* [Task]
Output every record below exactly as it appears.

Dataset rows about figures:
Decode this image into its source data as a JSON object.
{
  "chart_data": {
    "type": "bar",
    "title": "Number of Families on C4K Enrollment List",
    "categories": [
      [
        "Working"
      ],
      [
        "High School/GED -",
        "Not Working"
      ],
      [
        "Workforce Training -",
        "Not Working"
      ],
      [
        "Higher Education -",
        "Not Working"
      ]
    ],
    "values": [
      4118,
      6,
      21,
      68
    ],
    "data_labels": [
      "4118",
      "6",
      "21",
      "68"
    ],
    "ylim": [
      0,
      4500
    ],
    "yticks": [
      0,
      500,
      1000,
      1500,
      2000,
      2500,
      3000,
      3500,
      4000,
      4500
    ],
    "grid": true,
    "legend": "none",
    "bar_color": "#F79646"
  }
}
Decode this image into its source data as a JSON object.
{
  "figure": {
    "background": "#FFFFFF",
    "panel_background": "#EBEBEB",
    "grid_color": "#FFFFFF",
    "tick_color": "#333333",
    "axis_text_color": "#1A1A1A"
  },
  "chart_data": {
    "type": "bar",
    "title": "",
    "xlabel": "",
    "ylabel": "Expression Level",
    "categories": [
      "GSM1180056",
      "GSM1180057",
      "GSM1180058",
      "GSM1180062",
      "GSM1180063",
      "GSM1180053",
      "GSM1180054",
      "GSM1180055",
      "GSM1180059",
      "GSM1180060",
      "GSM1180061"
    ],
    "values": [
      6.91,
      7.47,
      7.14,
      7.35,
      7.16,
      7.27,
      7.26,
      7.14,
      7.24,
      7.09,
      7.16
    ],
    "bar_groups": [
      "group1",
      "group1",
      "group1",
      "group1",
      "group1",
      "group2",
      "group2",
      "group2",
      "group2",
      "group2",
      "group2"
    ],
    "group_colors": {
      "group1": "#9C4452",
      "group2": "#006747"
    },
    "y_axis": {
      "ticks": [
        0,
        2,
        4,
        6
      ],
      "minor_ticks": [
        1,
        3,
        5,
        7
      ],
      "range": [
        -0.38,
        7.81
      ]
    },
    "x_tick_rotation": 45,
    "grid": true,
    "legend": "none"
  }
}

* [Solution]
Decode this image into its source data as a JSON object.
{
  "chart_data": {
    "type": "bar",
    "title": "Number of Families on C4K Enrollment List",
    "categories": [
      [
        "Working"
      ],
      [
        "High School/GED -",
        "Not Working"
      ],
      [
        "Workforce Training -",
        "Not Working"
      ],
      [
        "Higher Education -",
        "Not Working"
      ]
    ],
    "values": [
      4118,
      6,
      21,
      68
    ],
    "data_labels": [
      "4118",
      "6",
      "21",
      "68"
    ],
    "ylim": [
      0,
      4500
    ],
    "yticks": [
      0,
      500,
      1000,
      1500,
      2000,
      2500,
      3000,
      3500,
      4000,
      4500
    ],
    "grid": true,
    "legend": "none",
    "bar_color": "#F79646"
  }
}
Decode this image into its source data as a JSON object.
{
  "figure": {
    "background": "#FFFFFF",
    "panel_background": "#EBEBEB",
    "grid_color": "#FFFFFF",
    "tick_color": "#333333",
    "axis_text_color": "#1A1A1A"
  },
  "chart_data": {
    "type": "bar",
    "title": "",
    "xlabel": "",
    "ylabel": "Expression Level",
    "categories": [
      "GSM1180056",
      "GSM1180057",
      "GSM1180058",
      "GSM1180062",
      "GSM1180063",
      "GSM1180053",
      "GSM1180054",
      "GSM1180055",
      "GSM1180059",
      "GSM1180060",
      "GSM1180061"
    ],
    "values": [
      6.91,
      7.47,
      7.14,
      7.35,
      7.16,
      7.27,
      7.26,
      7.14,
      7.24,
      7.09,
      7.16
    ],
    "bar_groups": [
      "group1",
      "group1",
      "group1",
      "group1",
      "group1",
      "group2",
      "group2",
      "group2",
      "group2",
      "group2",
      "group2"
    ],
    "group_colors": {
      "group1": "#9C4452",
      "group2": "#006747"
    },
    "y_axis": {
      "ticks": [
        0,
        2,
        4,
        6
      ],
      "minor_ticks": [
        1,
        3,
        5,
        7
      ],
      "range": [
        -0.38,
        7.81
      ]
    },
    "x_tick_rotation": 45,
    "grid": true,
    "legend": "none"
  }
}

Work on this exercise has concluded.